→ **Data entries**:
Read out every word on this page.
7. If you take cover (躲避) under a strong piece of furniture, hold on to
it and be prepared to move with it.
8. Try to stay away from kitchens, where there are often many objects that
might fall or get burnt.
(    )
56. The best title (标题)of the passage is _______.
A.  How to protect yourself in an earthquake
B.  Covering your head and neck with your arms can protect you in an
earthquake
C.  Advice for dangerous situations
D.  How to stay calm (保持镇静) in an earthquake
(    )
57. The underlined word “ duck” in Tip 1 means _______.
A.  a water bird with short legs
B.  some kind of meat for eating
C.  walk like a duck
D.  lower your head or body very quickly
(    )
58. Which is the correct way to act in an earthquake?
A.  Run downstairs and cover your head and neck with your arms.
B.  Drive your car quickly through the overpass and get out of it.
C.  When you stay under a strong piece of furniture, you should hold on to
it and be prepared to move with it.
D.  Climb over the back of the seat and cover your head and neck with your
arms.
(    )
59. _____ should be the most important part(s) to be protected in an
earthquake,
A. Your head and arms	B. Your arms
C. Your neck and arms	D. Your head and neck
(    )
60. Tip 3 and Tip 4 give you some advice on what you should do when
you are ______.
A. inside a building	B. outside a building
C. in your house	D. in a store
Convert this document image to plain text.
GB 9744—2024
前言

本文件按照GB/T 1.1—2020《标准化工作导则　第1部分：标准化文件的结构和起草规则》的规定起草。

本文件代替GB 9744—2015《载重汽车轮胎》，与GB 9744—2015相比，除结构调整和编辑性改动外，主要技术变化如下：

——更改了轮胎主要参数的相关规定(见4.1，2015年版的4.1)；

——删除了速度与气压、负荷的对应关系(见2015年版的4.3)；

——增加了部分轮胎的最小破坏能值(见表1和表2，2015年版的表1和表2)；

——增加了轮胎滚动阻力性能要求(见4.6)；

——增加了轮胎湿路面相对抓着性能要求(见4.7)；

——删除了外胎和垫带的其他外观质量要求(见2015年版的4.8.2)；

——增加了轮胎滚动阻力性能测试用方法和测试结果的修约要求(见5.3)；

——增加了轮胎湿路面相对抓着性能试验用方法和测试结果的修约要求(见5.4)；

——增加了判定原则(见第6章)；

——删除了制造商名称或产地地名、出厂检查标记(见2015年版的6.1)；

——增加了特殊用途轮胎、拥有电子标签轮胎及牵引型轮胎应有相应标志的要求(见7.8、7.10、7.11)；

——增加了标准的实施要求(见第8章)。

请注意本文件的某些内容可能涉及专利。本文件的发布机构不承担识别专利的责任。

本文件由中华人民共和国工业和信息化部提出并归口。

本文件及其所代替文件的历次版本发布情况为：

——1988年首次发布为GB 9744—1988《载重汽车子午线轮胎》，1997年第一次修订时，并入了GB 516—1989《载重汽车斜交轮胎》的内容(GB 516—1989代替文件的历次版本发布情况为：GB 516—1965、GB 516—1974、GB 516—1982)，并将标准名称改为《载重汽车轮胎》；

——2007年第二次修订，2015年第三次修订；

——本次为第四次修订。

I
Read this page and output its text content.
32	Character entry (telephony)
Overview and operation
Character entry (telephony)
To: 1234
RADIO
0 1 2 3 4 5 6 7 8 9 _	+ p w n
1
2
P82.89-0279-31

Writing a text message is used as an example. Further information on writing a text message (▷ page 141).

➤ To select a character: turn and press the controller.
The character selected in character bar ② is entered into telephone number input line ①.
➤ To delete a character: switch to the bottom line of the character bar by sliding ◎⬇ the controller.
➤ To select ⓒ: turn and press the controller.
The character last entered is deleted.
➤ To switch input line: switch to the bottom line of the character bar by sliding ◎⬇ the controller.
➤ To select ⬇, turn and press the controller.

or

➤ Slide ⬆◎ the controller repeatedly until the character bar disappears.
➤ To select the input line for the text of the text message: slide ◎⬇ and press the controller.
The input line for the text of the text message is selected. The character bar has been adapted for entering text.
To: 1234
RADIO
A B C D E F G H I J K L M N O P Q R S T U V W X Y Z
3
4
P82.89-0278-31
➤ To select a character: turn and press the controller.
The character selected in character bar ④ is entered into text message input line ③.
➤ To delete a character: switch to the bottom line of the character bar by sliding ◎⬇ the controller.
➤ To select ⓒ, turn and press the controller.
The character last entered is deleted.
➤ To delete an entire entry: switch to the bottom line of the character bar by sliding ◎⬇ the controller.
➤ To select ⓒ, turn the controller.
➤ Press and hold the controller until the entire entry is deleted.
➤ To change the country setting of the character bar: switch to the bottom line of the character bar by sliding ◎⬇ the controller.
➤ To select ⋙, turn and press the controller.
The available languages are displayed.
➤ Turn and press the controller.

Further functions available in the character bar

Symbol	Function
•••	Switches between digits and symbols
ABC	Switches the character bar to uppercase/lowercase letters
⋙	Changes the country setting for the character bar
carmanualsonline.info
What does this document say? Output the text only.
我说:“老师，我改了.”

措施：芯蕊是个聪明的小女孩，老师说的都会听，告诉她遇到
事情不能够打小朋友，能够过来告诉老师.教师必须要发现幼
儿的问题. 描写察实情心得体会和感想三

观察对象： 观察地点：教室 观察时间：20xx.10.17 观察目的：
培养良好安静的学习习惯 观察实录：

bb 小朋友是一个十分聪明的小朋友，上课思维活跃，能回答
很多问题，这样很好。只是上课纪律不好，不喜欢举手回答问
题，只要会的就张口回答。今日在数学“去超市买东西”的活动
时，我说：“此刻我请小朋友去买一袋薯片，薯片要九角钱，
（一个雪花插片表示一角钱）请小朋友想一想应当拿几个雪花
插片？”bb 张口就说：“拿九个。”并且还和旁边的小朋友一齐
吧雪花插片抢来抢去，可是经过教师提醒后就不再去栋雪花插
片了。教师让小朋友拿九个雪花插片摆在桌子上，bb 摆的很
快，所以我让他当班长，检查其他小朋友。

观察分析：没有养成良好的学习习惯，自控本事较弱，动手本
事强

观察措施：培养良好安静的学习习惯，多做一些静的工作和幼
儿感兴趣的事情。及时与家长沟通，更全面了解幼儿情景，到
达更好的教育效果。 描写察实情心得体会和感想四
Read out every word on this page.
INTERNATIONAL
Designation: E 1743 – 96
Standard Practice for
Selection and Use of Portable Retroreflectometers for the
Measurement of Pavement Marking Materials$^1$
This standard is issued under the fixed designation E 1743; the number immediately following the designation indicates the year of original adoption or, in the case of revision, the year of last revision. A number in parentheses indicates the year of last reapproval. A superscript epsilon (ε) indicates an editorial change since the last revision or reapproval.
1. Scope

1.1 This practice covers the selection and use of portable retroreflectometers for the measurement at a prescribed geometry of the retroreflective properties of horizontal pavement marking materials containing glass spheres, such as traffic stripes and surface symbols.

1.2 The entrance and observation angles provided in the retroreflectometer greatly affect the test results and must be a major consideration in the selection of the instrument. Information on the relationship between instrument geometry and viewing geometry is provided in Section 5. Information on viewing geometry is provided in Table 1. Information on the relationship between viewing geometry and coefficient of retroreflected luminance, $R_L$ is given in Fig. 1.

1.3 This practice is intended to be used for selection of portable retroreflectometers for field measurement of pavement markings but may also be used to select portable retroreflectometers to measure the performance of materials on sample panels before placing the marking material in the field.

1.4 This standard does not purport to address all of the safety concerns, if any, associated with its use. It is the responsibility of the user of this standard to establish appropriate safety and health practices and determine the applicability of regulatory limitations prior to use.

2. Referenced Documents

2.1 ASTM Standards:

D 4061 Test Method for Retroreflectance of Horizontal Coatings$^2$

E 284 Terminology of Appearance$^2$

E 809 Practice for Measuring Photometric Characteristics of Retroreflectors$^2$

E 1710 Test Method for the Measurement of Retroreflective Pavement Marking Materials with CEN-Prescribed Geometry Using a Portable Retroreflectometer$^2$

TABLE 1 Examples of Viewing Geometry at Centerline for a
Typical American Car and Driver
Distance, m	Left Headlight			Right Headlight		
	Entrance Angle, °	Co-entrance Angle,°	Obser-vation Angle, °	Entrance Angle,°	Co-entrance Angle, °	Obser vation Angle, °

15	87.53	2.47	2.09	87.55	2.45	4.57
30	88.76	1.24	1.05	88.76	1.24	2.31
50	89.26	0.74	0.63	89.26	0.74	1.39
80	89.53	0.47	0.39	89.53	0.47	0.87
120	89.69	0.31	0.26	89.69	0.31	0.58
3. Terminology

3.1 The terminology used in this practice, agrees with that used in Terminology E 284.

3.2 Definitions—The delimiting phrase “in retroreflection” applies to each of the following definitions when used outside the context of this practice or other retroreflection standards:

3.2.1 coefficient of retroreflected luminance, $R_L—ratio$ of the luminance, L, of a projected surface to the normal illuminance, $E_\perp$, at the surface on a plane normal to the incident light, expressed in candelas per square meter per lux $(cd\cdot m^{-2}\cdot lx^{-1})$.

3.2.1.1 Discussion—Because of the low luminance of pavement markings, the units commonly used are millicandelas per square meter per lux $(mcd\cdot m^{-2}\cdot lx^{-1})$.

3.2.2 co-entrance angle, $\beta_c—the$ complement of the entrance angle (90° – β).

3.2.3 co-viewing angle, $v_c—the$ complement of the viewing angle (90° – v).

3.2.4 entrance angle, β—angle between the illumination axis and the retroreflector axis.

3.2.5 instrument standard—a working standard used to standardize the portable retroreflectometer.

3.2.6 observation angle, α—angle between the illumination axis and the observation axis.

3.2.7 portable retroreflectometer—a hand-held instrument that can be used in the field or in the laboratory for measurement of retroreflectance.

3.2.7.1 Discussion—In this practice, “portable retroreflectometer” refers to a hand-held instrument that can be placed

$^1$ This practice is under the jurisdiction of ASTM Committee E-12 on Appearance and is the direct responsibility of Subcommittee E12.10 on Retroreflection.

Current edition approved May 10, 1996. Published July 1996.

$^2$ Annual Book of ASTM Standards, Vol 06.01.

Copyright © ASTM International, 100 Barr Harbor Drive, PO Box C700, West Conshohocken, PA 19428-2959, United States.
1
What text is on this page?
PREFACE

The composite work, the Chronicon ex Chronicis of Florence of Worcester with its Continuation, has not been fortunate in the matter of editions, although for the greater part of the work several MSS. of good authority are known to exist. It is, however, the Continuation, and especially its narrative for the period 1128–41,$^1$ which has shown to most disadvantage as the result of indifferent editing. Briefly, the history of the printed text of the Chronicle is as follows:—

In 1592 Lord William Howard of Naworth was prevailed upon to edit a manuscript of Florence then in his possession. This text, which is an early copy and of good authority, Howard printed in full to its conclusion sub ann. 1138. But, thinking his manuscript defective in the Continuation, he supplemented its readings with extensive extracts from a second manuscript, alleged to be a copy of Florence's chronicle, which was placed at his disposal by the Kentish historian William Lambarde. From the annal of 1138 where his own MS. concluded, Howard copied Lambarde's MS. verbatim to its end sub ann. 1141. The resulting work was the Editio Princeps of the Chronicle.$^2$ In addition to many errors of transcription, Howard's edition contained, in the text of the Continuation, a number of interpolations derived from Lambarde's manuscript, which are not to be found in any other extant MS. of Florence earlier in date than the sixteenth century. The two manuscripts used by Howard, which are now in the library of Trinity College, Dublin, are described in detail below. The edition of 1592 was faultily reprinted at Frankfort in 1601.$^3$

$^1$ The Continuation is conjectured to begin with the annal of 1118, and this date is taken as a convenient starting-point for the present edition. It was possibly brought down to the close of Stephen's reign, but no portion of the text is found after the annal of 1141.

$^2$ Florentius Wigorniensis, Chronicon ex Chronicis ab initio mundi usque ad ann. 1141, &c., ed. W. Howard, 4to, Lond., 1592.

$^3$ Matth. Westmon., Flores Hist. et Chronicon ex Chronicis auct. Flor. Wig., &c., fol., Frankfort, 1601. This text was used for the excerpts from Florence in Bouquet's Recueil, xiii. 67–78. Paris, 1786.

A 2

→ **Task statement**: Report how many lines hold the string "entry", giving the number and nothing else.

→ **Solution to this exercise**: 4